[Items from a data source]
[Start]

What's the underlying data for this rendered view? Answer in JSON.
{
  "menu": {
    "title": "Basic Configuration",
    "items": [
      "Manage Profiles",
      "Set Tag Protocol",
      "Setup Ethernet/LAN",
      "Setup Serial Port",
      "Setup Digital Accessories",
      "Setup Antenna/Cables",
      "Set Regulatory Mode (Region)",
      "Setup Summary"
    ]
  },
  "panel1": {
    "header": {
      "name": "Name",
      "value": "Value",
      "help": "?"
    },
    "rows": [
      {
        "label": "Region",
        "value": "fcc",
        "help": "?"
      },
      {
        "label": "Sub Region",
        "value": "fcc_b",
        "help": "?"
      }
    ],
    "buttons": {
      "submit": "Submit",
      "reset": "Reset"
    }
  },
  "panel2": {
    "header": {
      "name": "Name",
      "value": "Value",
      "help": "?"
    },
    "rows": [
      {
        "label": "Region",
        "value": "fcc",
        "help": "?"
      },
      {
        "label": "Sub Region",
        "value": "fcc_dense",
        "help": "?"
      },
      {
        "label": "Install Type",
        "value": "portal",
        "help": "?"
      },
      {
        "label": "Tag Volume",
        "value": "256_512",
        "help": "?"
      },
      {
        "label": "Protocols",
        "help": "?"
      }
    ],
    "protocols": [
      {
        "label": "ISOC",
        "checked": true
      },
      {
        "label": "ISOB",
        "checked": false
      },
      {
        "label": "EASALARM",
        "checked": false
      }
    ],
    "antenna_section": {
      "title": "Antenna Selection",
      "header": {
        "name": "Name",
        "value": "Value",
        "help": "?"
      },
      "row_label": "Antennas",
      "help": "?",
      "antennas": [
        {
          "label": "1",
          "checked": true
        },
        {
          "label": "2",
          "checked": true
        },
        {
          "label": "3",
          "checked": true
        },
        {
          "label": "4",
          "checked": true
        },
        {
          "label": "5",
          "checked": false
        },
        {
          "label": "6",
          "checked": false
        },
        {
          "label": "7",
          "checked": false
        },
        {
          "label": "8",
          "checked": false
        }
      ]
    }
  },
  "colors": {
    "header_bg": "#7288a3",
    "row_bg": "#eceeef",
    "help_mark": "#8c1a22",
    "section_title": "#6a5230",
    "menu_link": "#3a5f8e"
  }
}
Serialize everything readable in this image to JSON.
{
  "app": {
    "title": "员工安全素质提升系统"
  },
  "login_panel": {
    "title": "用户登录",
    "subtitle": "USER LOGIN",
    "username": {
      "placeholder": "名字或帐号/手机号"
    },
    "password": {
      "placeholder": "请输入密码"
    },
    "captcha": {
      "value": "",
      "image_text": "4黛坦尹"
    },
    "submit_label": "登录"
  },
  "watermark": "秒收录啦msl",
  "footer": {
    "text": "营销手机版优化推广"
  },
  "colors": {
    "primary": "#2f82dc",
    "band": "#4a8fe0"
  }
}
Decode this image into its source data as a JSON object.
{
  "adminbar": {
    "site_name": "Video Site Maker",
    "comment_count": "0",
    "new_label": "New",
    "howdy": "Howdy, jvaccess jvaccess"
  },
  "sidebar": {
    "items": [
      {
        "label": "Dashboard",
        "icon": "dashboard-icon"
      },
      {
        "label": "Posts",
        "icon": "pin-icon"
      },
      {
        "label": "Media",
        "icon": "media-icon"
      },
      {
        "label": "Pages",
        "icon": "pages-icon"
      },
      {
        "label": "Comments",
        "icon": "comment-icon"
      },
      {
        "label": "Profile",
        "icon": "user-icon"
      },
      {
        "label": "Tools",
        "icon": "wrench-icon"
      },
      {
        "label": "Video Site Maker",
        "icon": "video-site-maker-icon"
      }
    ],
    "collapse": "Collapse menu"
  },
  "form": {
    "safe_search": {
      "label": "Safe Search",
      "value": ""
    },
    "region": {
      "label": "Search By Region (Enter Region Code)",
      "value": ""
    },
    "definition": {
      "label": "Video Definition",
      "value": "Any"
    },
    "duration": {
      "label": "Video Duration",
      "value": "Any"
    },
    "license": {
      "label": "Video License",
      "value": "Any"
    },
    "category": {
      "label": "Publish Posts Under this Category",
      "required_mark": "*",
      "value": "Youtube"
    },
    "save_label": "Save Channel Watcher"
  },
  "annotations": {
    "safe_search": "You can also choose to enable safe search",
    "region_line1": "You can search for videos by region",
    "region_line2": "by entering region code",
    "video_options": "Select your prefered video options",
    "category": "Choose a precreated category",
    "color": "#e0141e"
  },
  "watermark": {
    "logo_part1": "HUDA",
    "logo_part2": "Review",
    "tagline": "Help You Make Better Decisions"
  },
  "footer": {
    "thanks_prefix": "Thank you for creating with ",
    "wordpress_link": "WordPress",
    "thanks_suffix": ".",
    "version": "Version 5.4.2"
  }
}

[End]

Exercise directions — Copy out every entry again, exactly as it was given.

Solved exercise —
What's the underlying data for this rendered view? Answer in JSON.
{
  "menu": {
    "title": "Basic Configuration",
    "items": [
      "Manage Profiles",
      "Set Tag Protocol",
      "Setup Ethernet/LAN",
      "Setup Serial Port",
      "Setup Digital Accessories",
      "Setup Antenna/Cables",
      "Set Regulatory Mode (Region)",
      "Setup Summary"
    ]
  },
  "panel1": {
    "header": {
      "name": "Name",
      "value": "Value",
      "help": "?"
    },
    "rows": [
      {
        "label": "Region",
        "value": "fcc",
        "help": "?"
      },
      {
        "label": "Sub Region",
        "value": "fcc_b",
        "help": "?"
      }
    ],
    "buttons": {
      "submit": "Submit",
      "reset": "Reset"
    }
  },
  "panel2": {
    "header": {
      "name": "Name",
      "value": "Value",
      "help": "?"
    },
    "rows": [
      {
        "label": "Region",
        "value": "fcc",
        "help": "?"
      },
      {
        "label": "Sub Region",
        "value": "fcc_dense",
        "help": "?"
      },
      {
        "label": "Install Type",
        "value": "portal",
        "help": "?"
      },
      {
        "label": "Tag Volume",
        "value": "256_512",
        "help": "?"
      },
      {
        "label": "Protocols",
        "help": "?"
      }
    ],
    "protocols": [
      {
        "label": "ISOC",
        "checked": true
      },
      {
        "label": "ISOB",
        "checked": false
      },
      {
        "label": "EASALARM",
        "checked": false
      }
    ],
    "antenna_section": {
      "title": "Antenna Selection",
      "header": {
        "name": "Name",
        "value": "Value",
        "help": "?"
      },
      "row_label": "Antennas",
      "help": "?",
      "antennas": [
        {
          "label": "1",
          "checked": true
        },
        {
          "label": "2",
          "checked": true
        },
        {
          "label": "3",
          "checked": true
        },
        {
          "label": "4",
          "checked": true
        },
        {
          "label": "5",
          "checked": false
        },
        {
          "label": "6",
          "checked": false
        },
        {
          "label": "7",
          "checked": false
        },
        {
          "label": "8",
          "checked": false
        }
      ]
    }
  },
  "colors": {
    "header_bg": "#7288a3",
    "row_bg": "#eceeef",
    "help_mark": "#8c1a22",
    "section_title": "#6a5230",
    "menu_link": "#3a5f8e"
  }
}
Serialize everything readable in this image to JSON.
{
  "app": {
    "title": "员工安全素质提升系统"
  },
  "login_panel": {
    "title": "用户登录",
    "subtitle": "USER LOGIN",
    "username": {
      "placeholder": "名字或帐号/手机号"
    },
    "password": {
      "placeholder": "请输入密码"
    },
    "captcha": {
      "value": "",
      "image_text": "4黛坦尹"
    },
    "submit_label": "登录"
  },
  "watermark": "秒收录啦msl",
  "footer": {
    "text": "营销手机版优化推广"
  },
  "colors": {
    "primary": "#2f82dc",
    "band": "#4a8fe0"
  }
}
Decode this image into its source data as a JSON object.
{
  "adminbar": {
    "site_name": "Video Site Maker",
    "comment_count": "0",
    "new_label": "New",
    "howdy": "Howdy, jvaccess jvaccess"
  },
  "sidebar": {
    "items": [
      {
        "label": "Dashboard",
        "icon": "dashboard-icon"
      },
      {
        "label": "Posts",
        "icon": "pin-icon"
      },
      {
        "label": "Media",
        "icon": "media-icon"
      },
      {
        "label": "Pages",
        "icon": "pages-icon"
      },
      {
        "label": "Comments",
        "icon": "comment-icon"
      },
      {
        "label": "Profile",
        "icon": "user-icon"
      },
      {
        "label": "Tools",
        "icon": "wrench-icon"
      },
      {
        "label": "Video Site Maker",
        "icon": "video-site-maker-icon"
      }
    ],
    "collapse": "Collapse menu"
  },
  "form": {
    "safe_search": {
      "label": "Safe Search",
      "value": ""
    },
    "region": {
      "label": "Search By Region (Enter Region Code)",
      "value": ""
    },
    "definition": {
      "label": "Video Definition",
      "value": "Any"
    },
    "duration": {
      "label": "Video Duration",
      "value": "Any"
    },
    "license": {
      "label": "Video License",
      "value": "Any"
    },
    "category": {
      "label": "Publish Posts Under this Category",
      "required_mark": "*",
      "value": "Youtube"
    },
    "save_label": "Save Channel Watcher"
  },
  "annotations": {
    "safe_search": "You can also choose to enable safe search",
    "region_line1": "You can search for videos by region",
    "region_line2": "by entering region code",
    "video_options": "Select your prefered video options",
    "category": "Choose a precreated category",
    "color": "#e0141e"
  },
  "watermark": {
    "logo_part1": "HUDA",
    "logo_part2": "Review",
    "tagline": "Help You Make Better Decisions"
  },
  "footer": {
    "thanks_prefix": "Thank you for creating with ",
    "wordpress_link": "WordPress",
    "thanks_suffix": ".",
    "version": "Version 5.4.2"
  }
}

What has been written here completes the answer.